Required work:
Print the listing in its entirety and exactly, leaving out images.

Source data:
--- Start ---

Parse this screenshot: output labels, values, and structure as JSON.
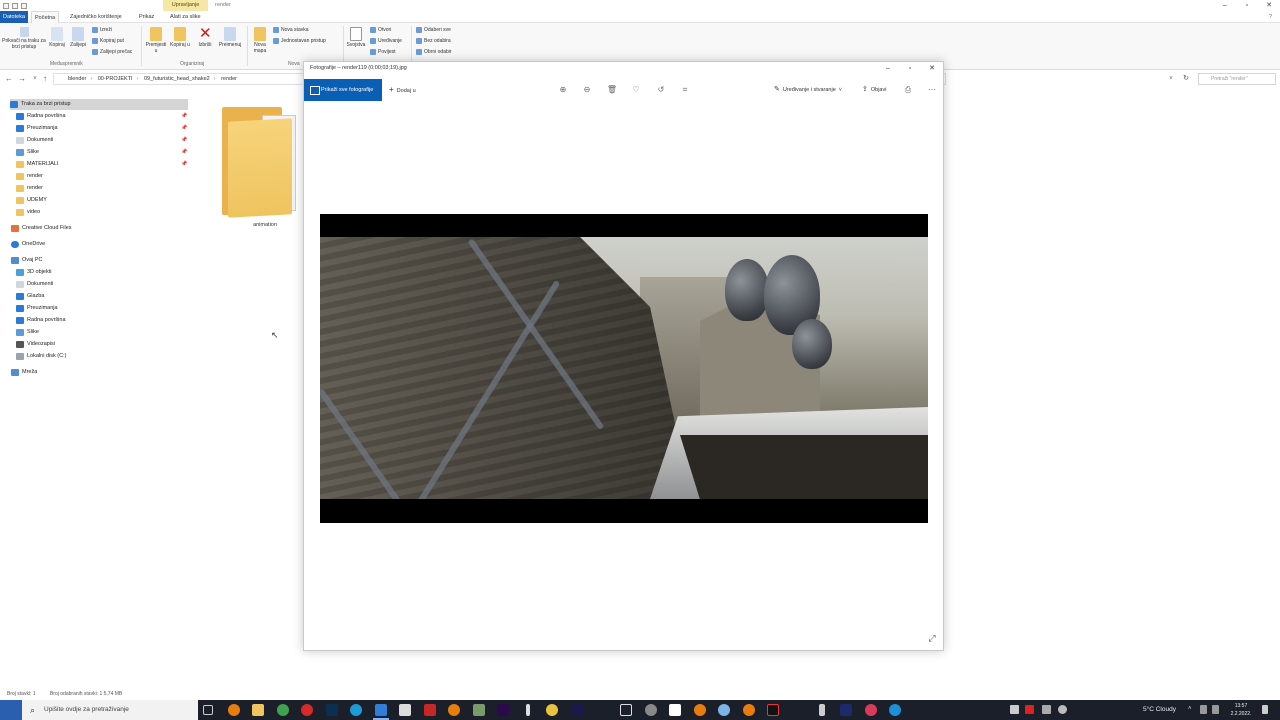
{
  "explorer": {
    "title_tabs": {
      "manage": "Upravljanje",
      "folder": "render"
    },
    "ribbon_tabs": [
      "Datoteka",
      "Početna",
      "Zajedničko korištenje",
      "Prikaz",
      "Alati za slike"
    ],
    "ribbon": {
      "pin": "Prikvači na traku za brzi pristup",
      "copy": "Kopiraj",
      "paste": "Zalijepi",
      "cut": "Izreži",
      "copy_path": "Kopiraj put",
      "paste_shortcut": "Zalijepi prečac",
      "group_clipboard": "Međuspremnik",
      "move_to": "Premjesti u",
      "copy_to": "Kopiraj u",
      "delete": "Izbriši",
      "rename": "Preimenuj",
      "group_organize": "Organiziraj",
      "new_folder": "Nova mapa",
      "new_item": "Nova stavka",
      "easy_access": "Jednostavan pristup",
      "group_new": "Nova",
      "properties": "Svojstva",
      "open": "Otvori",
      "edit": "Uređivanje",
      "history": "Povijest",
      "select_all": "Odaberi sve",
      "select_none": "Bez odabira",
      "invert": "Obrni odabir"
    },
    "breadcrumb": [
      "blender",
      "00-PROJEKTI",
      "09_futuristic_head_shake2",
      "render"
    ],
    "search_placeholder": "Pretraži \"render\"",
    "nav": {
      "quick_access": "Traka za brzi pristup",
      "items": [
        "Radna površina",
        "Preuzimanja",
        "Dokumenti",
        "Slike",
        "MATERIJALI",
        "render",
        "render",
        "UDEMY",
        "video"
      ],
      "creative_cloud": "Creative Cloud Files",
      "onedrive": "OneDrive",
      "this_pc": "Ovaj PC",
      "pc_items": [
        "3D objekti",
        "Dokumenti",
        "Glazba",
        "Preuzimanja",
        "Radna površina",
        "Slike",
        "Videozapisi",
        "Lokalni disk (C:)"
      ],
      "network": "Mreža"
    },
    "content": {
      "folder_name": "animation"
    },
    "status": {
      "items": "Broj stavki: 1",
      "selected": "Broj odabranih stavki: 1  5,74 MB"
    }
  },
  "photos": {
    "title": "Fotografije – render119 (0;00;03;19).jpg",
    "see_all": "Prikaži sve fotografije",
    "add_to": "Dodaj u",
    "edit_create": "Uređivanje i stvaranje",
    "share": "Objavi",
    "tools": [
      "zoom-in-icon",
      "zoom-out-icon",
      "delete-icon",
      "favorite-icon",
      "rotate-icon",
      "crop-icon"
    ]
  },
  "taskbar": {
    "search_placeholder": "Upišite ovdje za pretraživanje",
    "weather": "5°C  Cloudy",
    "time": "13:57",
    "date": "2.2.2022."
  },
  "colors": {
    "accent": "#0a5fb4",
    "taskbar": "#1b1f2a",
    "folder": "#f0c45e"
  }
}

--- End ---

Answer to the task:
Parse this screenshot: output labels, values, and structure as JSON.
{
  "explorer": {
    "title_tabs": {
      "manage": "Upravljanje",
      "folder": "render"
    },
    "ribbon_tabs": [
      "Datoteka",
      "Početna",
      "Zajedničko korištenje",
      "Prikaz",
      "Alati za slike"
    ],
    "ribbon": {
      "pin": "Prikvači na traku za brzi pristup",
      "copy": "Kopiraj",
      "paste": "Zalijepi",
      "cut": "Izreži",
      "copy_path": "Kopiraj put",
      "paste_shortcut": "Zalijepi prečac",
      "group_clipboard": "Međuspremnik",
      "move_to": "Premjesti u",
      "copy_to": "Kopiraj u",
      "delete": "Izbriši",
      "rename": "Preimenuj",
      "group_organize": "Organiziraj",
      "new_folder": "Nova mapa",
      "new_item": "Nova stavka",
      "easy_access": "Jednostavan pristup",
      "group_new": "Nova",
      "properties": "Svojstva",
      "open": "Otvori",
      "edit": "Uređivanje",
      "history": "Povijest",
      "select_all": "Odaberi sve",
      "select_none": "Bez odabira",
      "invert": "Obrni odabir"
    },
    "breadcrumb": [
      "blender",
      "00-PROJEKTI",
      "09_futuristic_head_shake2",
      "render"
    ],
    "search_placeholder": "Pretraži \"render\"",
    "nav": {
      "quick_access": "Traka za brzi pristup",
      "items": [
        "Radna površina",
        "Preuzimanja",
        "Dokumenti",
        "Slike",
        "MATERIJALI",
        "render",
        "render",
        "UDEMY",
        "video"
      ],
      "creative_cloud": "Creative Cloud Files",
      "onedrive": "OneDrive",
      "this_pc": "Ovaj PC",
      "pc_items": [
        "3D objekti",
        "Dokumenti",
        "Glazba",
        "Preuzimanja",
        "Radna površina",
        "Slike",
        "Videozapisi",
        "Lokalni disk (C:)"
      ],
      "network": "Mreža"
    },
    "content": {
      "folder_name": "animation"
    },
    "status": {
      "items": "Broj stavki: 1",
      "selected": "Broj odabranih stavki: 1  5,74 MB"
    }
  },
  "photos": {
    "title": "Fotografije – render119 (0;00;03;19).jpg",
    "see_all": "Prikaži sve fotografije",
    "add_to": "Dodaj u",
    "edit_create": "Uređivanje i stvaranje",
    "share": "Objavi",
    "tools": [
      "zoom-in-icon",
      "zoom-out-icon",
      "delete-icon",
      "favorite-icon",
      "rotate-icon",
      "crop-icon"
    ]
  },
  "taskbar": {
    "search_placeholder": "Upišite ovdje za pretraživanje",
    "weather": "5°C  Cloudy",
    "time": "13:57",
    "date": "2.2.2022."
  },
  "colors": {
    "accent": "#0a5fb4",
    "taskbar": "#1b1f2a",
    "folder": "#f0c45e"
  }
}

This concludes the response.